(Records contained in a dataset)
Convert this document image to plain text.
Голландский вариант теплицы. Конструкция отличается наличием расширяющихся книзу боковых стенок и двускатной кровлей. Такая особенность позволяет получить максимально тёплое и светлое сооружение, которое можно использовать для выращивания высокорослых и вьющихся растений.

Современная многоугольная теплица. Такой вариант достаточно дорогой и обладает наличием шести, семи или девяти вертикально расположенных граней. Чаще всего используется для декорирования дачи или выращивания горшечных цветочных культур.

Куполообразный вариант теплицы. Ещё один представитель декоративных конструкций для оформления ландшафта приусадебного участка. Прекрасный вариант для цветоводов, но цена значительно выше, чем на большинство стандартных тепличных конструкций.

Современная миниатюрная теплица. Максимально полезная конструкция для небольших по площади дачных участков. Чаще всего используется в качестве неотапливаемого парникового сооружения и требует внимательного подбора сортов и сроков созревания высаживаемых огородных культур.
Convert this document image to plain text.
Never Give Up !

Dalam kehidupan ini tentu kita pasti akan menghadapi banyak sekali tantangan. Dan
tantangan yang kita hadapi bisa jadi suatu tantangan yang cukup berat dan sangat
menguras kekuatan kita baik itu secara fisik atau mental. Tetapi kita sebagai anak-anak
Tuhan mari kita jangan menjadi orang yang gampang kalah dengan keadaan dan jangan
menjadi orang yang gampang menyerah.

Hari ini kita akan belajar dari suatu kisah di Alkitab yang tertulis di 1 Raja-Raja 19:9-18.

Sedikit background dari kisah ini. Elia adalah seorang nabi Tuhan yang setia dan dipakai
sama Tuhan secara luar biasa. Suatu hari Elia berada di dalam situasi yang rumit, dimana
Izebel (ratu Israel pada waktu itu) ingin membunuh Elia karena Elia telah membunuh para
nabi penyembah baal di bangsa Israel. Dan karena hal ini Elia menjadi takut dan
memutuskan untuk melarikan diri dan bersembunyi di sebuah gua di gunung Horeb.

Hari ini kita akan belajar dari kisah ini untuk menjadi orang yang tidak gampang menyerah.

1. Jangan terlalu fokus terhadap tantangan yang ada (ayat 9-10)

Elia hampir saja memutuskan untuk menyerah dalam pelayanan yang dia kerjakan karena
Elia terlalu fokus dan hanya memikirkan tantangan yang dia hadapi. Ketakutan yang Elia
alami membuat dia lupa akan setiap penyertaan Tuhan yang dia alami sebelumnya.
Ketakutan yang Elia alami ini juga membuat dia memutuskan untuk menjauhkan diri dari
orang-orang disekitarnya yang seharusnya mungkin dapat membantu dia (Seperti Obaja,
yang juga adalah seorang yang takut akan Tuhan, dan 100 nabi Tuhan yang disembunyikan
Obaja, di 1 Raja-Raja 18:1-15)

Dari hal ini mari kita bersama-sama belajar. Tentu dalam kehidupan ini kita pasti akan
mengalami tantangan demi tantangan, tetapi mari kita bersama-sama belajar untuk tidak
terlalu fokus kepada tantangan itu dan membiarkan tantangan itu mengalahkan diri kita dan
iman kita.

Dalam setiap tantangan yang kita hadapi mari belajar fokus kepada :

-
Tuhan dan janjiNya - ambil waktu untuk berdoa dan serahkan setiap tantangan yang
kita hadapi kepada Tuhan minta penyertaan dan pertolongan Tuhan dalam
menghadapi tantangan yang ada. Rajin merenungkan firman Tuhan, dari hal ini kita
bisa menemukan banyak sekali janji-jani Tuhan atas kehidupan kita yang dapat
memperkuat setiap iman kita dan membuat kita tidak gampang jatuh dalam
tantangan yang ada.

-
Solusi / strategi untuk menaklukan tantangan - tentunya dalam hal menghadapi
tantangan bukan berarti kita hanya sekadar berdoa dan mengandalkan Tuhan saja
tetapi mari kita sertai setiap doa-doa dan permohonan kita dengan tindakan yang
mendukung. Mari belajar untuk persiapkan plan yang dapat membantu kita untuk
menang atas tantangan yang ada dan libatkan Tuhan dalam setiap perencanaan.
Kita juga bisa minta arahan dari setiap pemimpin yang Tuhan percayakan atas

*Exercise goal*. Give a word-for-word copy of the records.

*Complete response*.
Convert this document image to plain text.
Голландский вариант теплицы. Конструкция отличается наличием расширяющихся книзу боковых стенок и двускатной кровлей. Такая особенность позволяет получить максимально тёплое и светлое сооружение, которое можно использовать для выращивания высокорослых и вьющихся растений.

Современная многоугольная теплица. Такой вариант достаточно дорогой и обладает наличием шести, семи или девяти вертикально расположенных граней. Чаще всего используется для декорирования дачи или выращивания горшечных цветочных культур.

Куполообразный вариант теплицы. Ещё один представитель декоративных конструкций для оформления ландшафта приусадебного участка. Прекрасный вариант для цветоводов, но цена значительно выше, чем на большинство стандартных тепличных конструкций.

Современная миниатюрная теплица. Максимально полезная конструкция для небольших по площади дачных участков. Чаще всего используется в качестве неотапливаемого парникового сооружения и требует внимательного подбора сортов и сроков созревания высаживаемых огородных культур.
Convert this document image to plain text.
Never Give Up !

Dalam kehidupan ini tentu kita pasti akan menghadapi banyak sekali tantangan. Dan
tantangan yang kita hadapi bisa jadi suatu tantangan yang cukup berat dan sangat
menguras kekuatan kita baik itu secara fisik atau mental. Tetapi kita sebagai anak-anak
Tuhan mari kita jangan menjadi orang yang gampang kalah dengan keadaan dan jangan
menjadi orang yang gampang menyerah.

Hari ini kita akan belajar dari suatu kisah di Alkitab yang tertulis di 1 Raja-Raja 19:9-18.

Sedikit background dari kisah ini. Elia adalah seorang nabi Tuhan yang setia dan dipakai
sama Tuhan secara luar biasa. Suatu hari Elia berada di dalam situasi yang rumit, dimana
Izebel (ratu Israel pada waktu itu) ingin membunuh Elia karena Elia telah membunuh para
nabi penyembah baal di bangsa Israel. Dan karena hal ini Elia menjadi takut dan
memutuskan untuk melarikan diri dan bersembunyi di sebuah gua di gunung Horeb.

Hari ini kita akan belajar dari kisah ini untuk menjadi orang yang tidak gampang menyerah.

1. Jangan terlalu fokus terhadap tantangan yang ada (ayat 9-10)

Elia hampir saja memutuskan untuk menyerah dalam pelayanan yang dia kerjakan karena
Elia terlalu fokus dan hanya memikirkan tantangan yang dia hadapi. Ketakutan yang Elia
alami membuat dia lupa akan setiap penyertaan Tuhan yang dia alami sebelumnya.
Ketakutan yang Elia alami ini juga membuat dia memutuskan untuk menjauhkan diri dari
orang-orang disekitarnya yang seharusnya mungkin dapat membantu dia (Seperti Obaja,
yang juga adalah seorang yang takut akan Tuhan, dan 100 nabi Tuhan yang disembunyikan
Obaja, di 1 Raja-Raja 18:1-15)

Dari hal ini mari kita bersama-sama belajar. Tentu dalam kehidupan ini kita pasti akan
mengalami tantangan demi tantangan, tetapi mari kita bersama-sama belajar untuk tidak
terlalu fokus kepada tantangan itu dan membiarkan tantangan itu mengalahkan diri kita dan
iman kita.

Dalam setiap tantangan yang kita hadapi mari belajar fokus kepada :

-
Tuhan dan janjiNya - ambil waktu untuk berdoa dan serahkan setiap tantangan yang
kita hadapi kepada Tuhan minta penyertaan dan pertolongan Tuhan dalam
menghadapi tantangan yang ada. Rajin merenungkan firman Tuhan, dari hal ini kita
bisa menemukan banyak sekali janji-jani Tuhan atas kehidupan kita yang dapat
memperkuat setiap iman kita dan membuat kita tidak gampang jatuh dalam
tantangan yang ada.

-
Solusi / strategi untuk menaklukan tantangan - tentunya dalam hal menghadapi
tantangan bukan berarti kita hanya sekadar berdoa dan mengandalkan Tuhan saja
tetapi mari kita sertai setiap doa-doa dan permohonan kita dengan tindakan yang
mendukung. Mari belajar untuk persiapkan plan yang dapat membantu kita untuk
menang atas tantangan yang ada dan libatkan Tuhan dalam setiap perencanaan.
Kita juga bisa minta arahan dari setiap pemimpin yang Tuhan percayakan atas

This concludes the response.